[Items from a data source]
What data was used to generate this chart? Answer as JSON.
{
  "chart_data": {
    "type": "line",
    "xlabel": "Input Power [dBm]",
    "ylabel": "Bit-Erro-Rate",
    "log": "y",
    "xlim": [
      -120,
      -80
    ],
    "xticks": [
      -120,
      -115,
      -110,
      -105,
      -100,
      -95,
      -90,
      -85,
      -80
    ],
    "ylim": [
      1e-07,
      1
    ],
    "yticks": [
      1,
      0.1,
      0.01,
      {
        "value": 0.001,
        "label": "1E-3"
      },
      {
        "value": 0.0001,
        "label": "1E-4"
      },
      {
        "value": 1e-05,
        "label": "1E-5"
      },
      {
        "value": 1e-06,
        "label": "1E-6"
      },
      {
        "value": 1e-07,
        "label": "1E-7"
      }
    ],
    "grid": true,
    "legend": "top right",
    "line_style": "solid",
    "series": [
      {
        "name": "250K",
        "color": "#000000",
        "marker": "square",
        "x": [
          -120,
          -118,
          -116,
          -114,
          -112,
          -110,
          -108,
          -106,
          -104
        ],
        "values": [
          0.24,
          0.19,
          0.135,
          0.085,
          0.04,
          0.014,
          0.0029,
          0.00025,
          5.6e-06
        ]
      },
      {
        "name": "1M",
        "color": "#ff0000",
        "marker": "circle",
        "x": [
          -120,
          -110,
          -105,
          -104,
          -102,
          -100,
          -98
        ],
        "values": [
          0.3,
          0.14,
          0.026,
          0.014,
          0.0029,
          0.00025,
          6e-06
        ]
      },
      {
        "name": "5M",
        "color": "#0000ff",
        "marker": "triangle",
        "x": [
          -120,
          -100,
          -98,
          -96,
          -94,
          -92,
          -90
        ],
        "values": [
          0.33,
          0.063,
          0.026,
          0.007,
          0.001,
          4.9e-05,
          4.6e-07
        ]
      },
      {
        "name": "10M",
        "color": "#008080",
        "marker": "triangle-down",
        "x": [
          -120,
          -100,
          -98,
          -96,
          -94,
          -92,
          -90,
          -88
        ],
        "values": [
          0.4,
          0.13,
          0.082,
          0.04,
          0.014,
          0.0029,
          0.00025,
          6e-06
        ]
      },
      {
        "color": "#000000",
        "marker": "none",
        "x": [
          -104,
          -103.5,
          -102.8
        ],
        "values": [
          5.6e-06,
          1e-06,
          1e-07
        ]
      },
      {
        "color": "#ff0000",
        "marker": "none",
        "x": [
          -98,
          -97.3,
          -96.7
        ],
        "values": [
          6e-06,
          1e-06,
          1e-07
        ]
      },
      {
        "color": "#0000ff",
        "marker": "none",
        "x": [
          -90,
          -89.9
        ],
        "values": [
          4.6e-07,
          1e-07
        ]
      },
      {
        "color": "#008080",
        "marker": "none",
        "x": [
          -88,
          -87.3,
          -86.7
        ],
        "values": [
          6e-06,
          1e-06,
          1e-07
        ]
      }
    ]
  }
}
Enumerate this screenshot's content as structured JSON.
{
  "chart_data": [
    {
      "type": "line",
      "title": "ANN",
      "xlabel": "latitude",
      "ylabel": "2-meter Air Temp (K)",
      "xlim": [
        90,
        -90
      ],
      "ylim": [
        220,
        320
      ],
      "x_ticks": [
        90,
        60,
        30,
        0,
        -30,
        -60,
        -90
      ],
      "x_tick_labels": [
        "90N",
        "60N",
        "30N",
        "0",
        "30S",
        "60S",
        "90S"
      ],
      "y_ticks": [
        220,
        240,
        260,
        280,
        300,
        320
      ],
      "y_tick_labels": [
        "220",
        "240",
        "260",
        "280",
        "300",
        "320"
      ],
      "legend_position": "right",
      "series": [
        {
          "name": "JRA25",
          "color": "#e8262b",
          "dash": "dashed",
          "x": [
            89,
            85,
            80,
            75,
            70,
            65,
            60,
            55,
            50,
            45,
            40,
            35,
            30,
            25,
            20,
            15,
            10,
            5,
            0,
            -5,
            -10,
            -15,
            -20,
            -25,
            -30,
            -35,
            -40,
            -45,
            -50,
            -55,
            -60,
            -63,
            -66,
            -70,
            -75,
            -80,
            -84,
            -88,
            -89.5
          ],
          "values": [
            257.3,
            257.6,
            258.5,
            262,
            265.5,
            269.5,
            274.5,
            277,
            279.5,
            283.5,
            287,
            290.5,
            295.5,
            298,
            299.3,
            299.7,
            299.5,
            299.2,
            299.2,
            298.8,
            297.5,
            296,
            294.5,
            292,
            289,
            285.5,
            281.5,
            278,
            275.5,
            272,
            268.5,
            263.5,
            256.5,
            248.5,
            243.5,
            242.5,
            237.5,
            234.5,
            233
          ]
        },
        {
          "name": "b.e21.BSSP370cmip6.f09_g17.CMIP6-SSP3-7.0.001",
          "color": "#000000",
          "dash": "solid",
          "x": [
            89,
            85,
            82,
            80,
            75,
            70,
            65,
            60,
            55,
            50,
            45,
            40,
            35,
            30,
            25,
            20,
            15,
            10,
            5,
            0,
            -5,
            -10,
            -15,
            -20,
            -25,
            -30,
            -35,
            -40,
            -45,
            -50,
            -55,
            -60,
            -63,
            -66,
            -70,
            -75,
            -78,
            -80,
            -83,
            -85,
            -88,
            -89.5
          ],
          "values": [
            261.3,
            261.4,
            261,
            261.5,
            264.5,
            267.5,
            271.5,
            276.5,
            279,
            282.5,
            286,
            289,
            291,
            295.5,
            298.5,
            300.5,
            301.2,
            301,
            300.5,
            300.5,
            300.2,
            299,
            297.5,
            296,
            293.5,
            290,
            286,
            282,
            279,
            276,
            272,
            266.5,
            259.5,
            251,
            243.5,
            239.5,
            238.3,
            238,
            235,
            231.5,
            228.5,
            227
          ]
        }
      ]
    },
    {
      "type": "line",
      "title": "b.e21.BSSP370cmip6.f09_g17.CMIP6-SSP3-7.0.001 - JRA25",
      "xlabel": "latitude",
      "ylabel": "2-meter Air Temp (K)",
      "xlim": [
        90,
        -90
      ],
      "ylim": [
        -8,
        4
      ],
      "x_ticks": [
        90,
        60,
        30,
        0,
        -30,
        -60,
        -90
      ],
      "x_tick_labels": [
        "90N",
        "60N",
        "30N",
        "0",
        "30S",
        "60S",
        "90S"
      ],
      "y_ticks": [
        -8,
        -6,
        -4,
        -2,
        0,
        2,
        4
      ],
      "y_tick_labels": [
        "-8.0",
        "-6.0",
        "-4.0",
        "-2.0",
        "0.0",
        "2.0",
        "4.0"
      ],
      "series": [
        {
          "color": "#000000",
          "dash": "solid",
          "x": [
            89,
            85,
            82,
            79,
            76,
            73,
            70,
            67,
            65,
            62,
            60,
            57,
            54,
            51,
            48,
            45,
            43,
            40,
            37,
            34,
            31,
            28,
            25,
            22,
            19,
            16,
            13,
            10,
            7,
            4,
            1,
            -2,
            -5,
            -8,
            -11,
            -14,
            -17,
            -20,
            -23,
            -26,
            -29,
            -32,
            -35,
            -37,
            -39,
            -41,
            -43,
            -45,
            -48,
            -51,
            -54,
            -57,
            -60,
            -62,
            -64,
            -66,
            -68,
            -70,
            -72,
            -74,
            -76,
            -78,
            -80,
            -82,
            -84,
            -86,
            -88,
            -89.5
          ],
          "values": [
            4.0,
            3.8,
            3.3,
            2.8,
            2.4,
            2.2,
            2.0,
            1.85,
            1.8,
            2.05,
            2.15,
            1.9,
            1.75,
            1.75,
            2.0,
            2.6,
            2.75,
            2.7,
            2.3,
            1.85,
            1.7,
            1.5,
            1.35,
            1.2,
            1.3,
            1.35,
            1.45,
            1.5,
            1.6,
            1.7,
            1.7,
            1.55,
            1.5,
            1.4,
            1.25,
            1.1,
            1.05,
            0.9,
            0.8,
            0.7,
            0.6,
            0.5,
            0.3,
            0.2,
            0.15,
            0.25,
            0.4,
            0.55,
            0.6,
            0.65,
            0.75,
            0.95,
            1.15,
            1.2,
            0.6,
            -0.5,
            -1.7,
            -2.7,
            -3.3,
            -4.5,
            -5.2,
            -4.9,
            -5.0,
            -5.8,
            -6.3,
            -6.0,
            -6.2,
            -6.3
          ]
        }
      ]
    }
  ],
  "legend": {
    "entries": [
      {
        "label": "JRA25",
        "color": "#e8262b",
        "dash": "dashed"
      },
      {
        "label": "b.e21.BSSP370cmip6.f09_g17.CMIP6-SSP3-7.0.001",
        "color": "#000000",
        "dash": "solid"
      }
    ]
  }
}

Aim:
In the entries above, find each line with the string "JSON" and copy it.

Output for this task:
What data was used to generate this chart? Answer as JSON.
Enumerate this screenshot's content as structured JSON.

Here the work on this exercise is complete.